>>

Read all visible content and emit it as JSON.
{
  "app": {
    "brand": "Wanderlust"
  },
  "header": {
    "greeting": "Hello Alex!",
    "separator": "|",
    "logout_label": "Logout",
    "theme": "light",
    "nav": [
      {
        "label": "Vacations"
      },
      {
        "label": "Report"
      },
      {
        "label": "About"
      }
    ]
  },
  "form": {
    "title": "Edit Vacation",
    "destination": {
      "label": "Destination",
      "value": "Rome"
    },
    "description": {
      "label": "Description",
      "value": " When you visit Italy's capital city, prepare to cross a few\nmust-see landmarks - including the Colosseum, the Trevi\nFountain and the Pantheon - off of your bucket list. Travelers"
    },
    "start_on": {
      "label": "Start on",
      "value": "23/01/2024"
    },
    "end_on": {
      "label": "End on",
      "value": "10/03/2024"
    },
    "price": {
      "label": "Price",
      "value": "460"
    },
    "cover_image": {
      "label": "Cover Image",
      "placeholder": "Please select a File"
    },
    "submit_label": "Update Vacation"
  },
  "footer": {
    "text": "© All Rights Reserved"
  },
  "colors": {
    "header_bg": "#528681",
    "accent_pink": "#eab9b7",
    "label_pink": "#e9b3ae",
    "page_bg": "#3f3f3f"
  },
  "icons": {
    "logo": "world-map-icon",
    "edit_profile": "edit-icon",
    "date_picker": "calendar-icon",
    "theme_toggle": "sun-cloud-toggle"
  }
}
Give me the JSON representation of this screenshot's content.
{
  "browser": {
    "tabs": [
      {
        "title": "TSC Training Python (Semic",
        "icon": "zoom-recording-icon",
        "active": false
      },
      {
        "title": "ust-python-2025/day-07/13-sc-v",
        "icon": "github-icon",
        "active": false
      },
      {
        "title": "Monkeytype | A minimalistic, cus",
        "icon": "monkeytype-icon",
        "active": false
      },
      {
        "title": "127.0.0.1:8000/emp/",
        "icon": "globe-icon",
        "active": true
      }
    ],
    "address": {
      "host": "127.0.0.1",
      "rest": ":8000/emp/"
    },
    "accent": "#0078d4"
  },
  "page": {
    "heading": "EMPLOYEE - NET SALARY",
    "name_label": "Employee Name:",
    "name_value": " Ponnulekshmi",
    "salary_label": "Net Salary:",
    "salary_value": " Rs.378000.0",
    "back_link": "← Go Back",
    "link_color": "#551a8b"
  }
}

<<

Work instructions:
Repeat the records above exactly, leaving none out.

Solution for this task:
Read all visible content and emit it as JSON.
{
  "app": {
    "brand": "Wanderlust"
  },
  "header": {
    "greeting": "Hello Alex!",
    "separator": "|",
    "logout_label": "Logout",
    "theme": "light",
    "nav": [
      {
        "label": "Vacations"
      },
      {
        "label": "Report"
      },
      {
        "label": "About"
      }
    ]
  },
  "form": {
    "title": "Edit Vacation",
    "destination": {
      "label": "Destination",
      "value": "Rome"
    },
    "description": {
      "label": "Description",
      "value": " When you visit Italy's capital city, prepare to cross a few\nmust-see landmarks - including the Colosseum, the Trevi\nFountain and the Pantheon - off of your bucket list. Travelers"
    },
    "start_on": {
      "label": "Start on",
      "value": "23/01/2024"
    },
    "end_on": {
      "label": "End on",
      "value": "10/03/2024"
    },
    "price": {
      "label": "Price",
      "value": "460"
    },
    "cover_image": {
      "label": "Cover Image",
      "placeholder": "Please select a File"
    },
    "submit_label": "Update Vacation"
  },
  "footer": {
    "text": "© All Rights Reserved"
  },
  "colors": {
    "header_bg": "#528681",
    "accent_pink": "#eab9b7",
    "label_pink": "#e9b3ae",
    "page_bg": "#3f3f3f"
  },
  "icons": {
    "logo": "world-map-icon",
    "edit_profile": "edit-icon",
    "date_picker": "calendar-icon",
    "theme_toggle": "sun-cloud-toggle"
  }
}
Give me the JSON representation of this screenshot's content.
{
  "browser": {
    "tabs": [
      {
        "title": "TSC Training Python (Semic",
        "icon": "zoom-recording-icon",
        "active": false
      },
      {
        "title": "ust-python-2025/day-07/13-sc-v",
        "icon": "github-icon",
        "active": false
      },
      {
        "title": "Monkeytype | A minimalistic, cus",
        "icon": "monkeytype-icon",
        "active": false
      },
      {
        "title": "127.0.0.1:8000/emp/",
        "icon": "globe-icon",
        "active": true
      }
    ],
    "address": {
      "host": "127.0.0.1",
      "rest": ":8000/emp/"
    },
    "accent": "#0078d4"
  },
  "page": {
    "heading": "EMPLOYEE - NET SALARY",
    "name_label": "Employee Name:",
    "name_value": " Ponnulekshmi",
    "salary_label": "Net Salary:",
    "salary_value": " Rs.378000.0",
    "back_link": "← Go Back",
    "link_color": "#551a8b"
  }
}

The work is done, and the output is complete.